__Short problem__:
In the entries below, count every line containing "Bělohlávka". Return the number and nothing else.

## START

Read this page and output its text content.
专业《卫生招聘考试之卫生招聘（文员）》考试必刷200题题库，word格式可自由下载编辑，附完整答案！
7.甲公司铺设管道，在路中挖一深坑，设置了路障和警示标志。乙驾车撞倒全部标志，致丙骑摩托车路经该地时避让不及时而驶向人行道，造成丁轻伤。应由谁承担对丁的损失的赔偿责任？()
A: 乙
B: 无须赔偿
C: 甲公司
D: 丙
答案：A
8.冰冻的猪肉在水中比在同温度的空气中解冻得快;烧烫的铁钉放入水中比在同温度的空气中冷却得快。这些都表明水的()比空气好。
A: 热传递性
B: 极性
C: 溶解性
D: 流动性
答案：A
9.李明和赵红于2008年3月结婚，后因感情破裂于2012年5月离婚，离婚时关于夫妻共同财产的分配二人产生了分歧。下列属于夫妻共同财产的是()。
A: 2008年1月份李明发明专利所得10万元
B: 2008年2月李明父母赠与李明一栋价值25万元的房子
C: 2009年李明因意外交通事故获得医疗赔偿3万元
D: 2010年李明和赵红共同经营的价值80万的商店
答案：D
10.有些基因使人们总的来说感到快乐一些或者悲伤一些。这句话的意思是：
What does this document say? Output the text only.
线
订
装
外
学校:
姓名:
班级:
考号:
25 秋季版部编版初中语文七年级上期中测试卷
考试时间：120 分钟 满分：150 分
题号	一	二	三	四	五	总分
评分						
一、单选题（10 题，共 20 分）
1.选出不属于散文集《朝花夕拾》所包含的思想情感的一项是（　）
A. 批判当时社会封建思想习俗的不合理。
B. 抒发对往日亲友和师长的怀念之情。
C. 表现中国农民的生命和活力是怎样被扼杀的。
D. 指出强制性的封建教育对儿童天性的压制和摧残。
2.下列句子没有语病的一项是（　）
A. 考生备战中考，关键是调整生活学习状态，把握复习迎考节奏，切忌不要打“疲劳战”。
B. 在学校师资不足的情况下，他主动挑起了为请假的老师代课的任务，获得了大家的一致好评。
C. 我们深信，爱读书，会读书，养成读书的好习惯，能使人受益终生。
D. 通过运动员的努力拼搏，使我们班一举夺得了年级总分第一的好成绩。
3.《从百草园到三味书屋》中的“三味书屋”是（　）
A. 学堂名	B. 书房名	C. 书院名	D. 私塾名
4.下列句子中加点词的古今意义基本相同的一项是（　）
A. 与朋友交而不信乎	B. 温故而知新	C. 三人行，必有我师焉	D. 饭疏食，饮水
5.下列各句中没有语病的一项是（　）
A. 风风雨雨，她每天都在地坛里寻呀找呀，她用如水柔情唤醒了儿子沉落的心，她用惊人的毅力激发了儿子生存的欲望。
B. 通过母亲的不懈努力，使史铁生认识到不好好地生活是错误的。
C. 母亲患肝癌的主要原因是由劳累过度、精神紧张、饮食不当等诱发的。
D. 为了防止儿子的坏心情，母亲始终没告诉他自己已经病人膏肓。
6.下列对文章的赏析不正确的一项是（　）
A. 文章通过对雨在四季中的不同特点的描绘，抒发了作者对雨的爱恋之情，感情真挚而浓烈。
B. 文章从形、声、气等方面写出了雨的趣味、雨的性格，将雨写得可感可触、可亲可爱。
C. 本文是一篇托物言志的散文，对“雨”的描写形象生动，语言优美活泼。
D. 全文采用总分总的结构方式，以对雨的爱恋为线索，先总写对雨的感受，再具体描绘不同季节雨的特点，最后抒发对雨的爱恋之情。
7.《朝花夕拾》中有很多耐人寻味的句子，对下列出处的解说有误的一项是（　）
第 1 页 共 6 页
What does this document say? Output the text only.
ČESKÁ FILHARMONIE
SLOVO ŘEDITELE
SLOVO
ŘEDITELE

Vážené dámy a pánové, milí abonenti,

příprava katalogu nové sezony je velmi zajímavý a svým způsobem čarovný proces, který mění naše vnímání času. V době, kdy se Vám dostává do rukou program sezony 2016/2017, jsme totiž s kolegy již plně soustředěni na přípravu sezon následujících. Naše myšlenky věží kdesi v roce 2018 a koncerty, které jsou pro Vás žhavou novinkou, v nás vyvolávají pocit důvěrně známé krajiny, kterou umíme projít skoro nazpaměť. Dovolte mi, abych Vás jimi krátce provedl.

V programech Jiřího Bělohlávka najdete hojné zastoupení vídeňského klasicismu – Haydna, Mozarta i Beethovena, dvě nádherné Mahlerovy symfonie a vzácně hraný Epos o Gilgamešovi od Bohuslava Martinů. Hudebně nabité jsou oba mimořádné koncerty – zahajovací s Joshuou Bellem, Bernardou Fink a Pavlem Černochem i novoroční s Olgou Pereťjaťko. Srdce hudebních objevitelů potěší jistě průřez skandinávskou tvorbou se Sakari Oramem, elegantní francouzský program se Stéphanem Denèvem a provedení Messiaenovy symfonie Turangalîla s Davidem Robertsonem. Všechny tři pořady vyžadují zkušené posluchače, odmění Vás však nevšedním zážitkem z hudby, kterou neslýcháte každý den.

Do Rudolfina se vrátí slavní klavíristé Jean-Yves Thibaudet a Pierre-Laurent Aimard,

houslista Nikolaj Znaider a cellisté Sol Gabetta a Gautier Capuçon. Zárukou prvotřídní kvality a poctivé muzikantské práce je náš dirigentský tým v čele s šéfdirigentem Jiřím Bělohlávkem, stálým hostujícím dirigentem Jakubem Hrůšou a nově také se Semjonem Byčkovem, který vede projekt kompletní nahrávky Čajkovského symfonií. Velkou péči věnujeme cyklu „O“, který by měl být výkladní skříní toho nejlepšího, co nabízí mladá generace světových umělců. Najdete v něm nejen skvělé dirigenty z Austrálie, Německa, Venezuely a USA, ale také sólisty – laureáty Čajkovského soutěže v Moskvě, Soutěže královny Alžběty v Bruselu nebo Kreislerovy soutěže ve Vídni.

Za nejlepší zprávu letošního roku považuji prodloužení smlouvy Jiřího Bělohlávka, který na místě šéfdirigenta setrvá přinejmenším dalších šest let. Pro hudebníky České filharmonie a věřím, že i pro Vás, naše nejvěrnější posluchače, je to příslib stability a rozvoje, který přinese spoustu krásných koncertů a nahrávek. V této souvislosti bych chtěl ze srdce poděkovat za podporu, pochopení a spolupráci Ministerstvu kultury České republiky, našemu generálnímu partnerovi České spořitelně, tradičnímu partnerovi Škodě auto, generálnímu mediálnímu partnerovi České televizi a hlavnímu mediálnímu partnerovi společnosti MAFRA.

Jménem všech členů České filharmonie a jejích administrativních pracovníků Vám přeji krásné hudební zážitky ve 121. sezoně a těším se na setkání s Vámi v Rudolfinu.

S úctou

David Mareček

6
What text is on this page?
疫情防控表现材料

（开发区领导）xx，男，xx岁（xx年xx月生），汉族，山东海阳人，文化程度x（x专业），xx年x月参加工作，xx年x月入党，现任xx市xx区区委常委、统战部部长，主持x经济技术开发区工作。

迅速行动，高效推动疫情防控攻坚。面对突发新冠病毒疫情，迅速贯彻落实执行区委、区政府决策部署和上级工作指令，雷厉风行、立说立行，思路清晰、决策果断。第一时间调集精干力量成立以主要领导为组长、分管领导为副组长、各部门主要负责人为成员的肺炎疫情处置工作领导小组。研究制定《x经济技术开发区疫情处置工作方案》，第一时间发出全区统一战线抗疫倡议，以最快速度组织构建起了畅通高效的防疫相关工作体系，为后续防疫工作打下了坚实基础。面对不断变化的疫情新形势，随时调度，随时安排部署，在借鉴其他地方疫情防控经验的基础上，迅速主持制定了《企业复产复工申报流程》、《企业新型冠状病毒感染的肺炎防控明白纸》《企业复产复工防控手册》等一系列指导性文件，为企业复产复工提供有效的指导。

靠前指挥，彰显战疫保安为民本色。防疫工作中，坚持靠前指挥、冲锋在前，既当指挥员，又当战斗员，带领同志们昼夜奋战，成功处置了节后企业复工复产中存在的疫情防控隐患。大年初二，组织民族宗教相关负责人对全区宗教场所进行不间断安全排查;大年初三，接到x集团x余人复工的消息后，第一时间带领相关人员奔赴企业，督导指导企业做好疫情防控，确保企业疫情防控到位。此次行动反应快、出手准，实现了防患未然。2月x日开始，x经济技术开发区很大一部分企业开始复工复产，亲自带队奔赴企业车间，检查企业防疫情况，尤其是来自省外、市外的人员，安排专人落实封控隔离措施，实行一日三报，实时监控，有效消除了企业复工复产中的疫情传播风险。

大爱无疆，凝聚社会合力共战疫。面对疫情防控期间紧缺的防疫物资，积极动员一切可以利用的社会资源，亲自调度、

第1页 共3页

## END

__Right answer__:
2